Your goal
Could you pull every line out of the material below and copy each one word for word?

-- START --

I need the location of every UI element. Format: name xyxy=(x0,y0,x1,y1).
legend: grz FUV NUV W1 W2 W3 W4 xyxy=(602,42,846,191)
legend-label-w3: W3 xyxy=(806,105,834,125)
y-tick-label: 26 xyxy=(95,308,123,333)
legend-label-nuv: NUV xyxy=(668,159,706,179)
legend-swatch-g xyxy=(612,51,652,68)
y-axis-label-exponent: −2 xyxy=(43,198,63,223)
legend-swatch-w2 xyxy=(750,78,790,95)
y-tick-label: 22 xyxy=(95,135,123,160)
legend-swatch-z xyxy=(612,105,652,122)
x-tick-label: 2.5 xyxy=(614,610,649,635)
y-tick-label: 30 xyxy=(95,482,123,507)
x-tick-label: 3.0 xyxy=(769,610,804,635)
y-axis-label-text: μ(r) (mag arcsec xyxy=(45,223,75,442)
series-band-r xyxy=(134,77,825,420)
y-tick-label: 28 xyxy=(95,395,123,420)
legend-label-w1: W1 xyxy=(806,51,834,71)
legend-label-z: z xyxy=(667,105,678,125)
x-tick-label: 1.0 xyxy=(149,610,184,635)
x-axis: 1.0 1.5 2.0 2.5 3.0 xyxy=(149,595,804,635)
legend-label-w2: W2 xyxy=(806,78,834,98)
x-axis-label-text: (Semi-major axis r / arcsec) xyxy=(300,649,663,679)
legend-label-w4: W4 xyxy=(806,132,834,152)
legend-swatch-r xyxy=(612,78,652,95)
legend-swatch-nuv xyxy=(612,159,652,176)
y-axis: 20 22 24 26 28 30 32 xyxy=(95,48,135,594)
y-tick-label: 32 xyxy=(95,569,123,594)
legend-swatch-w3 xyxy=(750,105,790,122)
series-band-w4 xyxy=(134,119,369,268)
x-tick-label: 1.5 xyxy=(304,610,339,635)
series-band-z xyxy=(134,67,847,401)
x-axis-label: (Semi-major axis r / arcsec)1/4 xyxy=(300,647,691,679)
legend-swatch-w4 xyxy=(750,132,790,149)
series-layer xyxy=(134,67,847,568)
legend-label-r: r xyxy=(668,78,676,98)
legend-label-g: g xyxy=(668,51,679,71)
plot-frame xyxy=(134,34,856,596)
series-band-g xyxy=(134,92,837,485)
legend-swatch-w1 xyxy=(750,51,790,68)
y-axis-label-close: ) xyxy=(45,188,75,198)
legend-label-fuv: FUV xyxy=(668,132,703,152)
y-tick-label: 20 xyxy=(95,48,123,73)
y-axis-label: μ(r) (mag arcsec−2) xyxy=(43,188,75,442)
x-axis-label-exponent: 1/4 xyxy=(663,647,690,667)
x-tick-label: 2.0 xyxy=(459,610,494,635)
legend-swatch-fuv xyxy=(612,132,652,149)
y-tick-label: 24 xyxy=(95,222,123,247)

-- END --

Correct output
I need the location of every UI element. Format: name xyxy=(x0,y0,x1,y1).
legend: grz FUV NUV W1 W2 W3 W4 xyxy=(602,42,846,191)
legend-label-w3: W3 xyxy=(806,105,834,125)
y-tick-label: 26 xyxy=(95,308,123,333)
legend-label-nuv: NUV xyxy=(668,159,706,179)
legend-swatch-g xyxy=(612,51,652,68)
y-axis-label-exponent: −2 xyxy=(43,198,63,223)
legend-swatch-w2 xyxy=(750,78,790,95)
y-tick-label: 22 xyxy=(95,135,123,160)
legend-swatch-z xyxy=(612,105,652,122)
x-tick-label: 2.5 xyxy=(614,610,649,635)
y-tick-label: 30 xyxy=(95,482,123,507)
x-tick-label: 3.0 xyxy=(769,610,804,635)
y-axis-label-text: μ(r) (mag arcsec xyxy=(45,223,75,442)
series-band-r xyxy=(134,77,825,420)
y-tick-label: 28 xyxy=(95,395,123,420)
legend-label-w1: W1 xyxy=(806,51,834,71)
legend-label-z: z xyxy=(667,105,678,125)
x-tick-label: 1.0 xyxy=(149,610,184,635)
x-axis: 1.0 1.5 2.0 2.5 3.0 xyxy=(149,595,804,635)
legend-label-w2: W2 xyxy=(806,78,834,98)
x-axis-label-text: (Semi-major axis r / arcsec) xyxy=(300,649,663,679)
legend-label-w4: W4 xyxy=(806,132,834,152)
legend-swatch-r xyxy=(612,78,652,95)
legend-swatch-nuv xyxy=(612,159,652,176)
y-axis: 20 22 24 26 28 30 32 xyxy=(95,48,135,594)
y-tick-label: 32 xyxy=(95,569,123,594)
legend-swatch-w3 xyxy=(750,105,790,122)
series-band-w4 xyxy=(134,119,369,268)
x-tick-label: 1.5 xyxy=(304,610,339,635)
series-band-z xyxy=(134,67,847,401)
x-axis-label: (Semi-major axis r / arcsec)1/4 xyxy=(300,647,691,679)
legend-swatch-w4 xyxy=(750,132,790,149)
series-layer xyxy=(134,67,847,568)
legend-label-r: r xyxy=(668,78,676,98)
legend-label-g: g xyxy=(668,51,679,71)
plot-frame xyxy=(134,34,856,596)
series-band-g xyxy=(134,92,837,485)
legend-swatch-w1 xyxy=(750,51,790,68)
y-axis-label-close: ) xyxy=(45,188,75,198)
legend-label-fuv: FUV xyxy=(668,132,703,152)
y-tick-label: 20 xyxy=(95,48,123,73)
y-axis-label: μ(r) (mag arcsec−2) xyxy=(43,188,75,442)
x-axis-label-exponent: 1/4 xyxy=(663,647,690,667)
x-tick-label: 2.0 xyxy=(459,610,494,635)
legend-swatch-fuv xyxy=(612,132,652,149)
y-tick-label: 24 xyxy=(95,222,123,247)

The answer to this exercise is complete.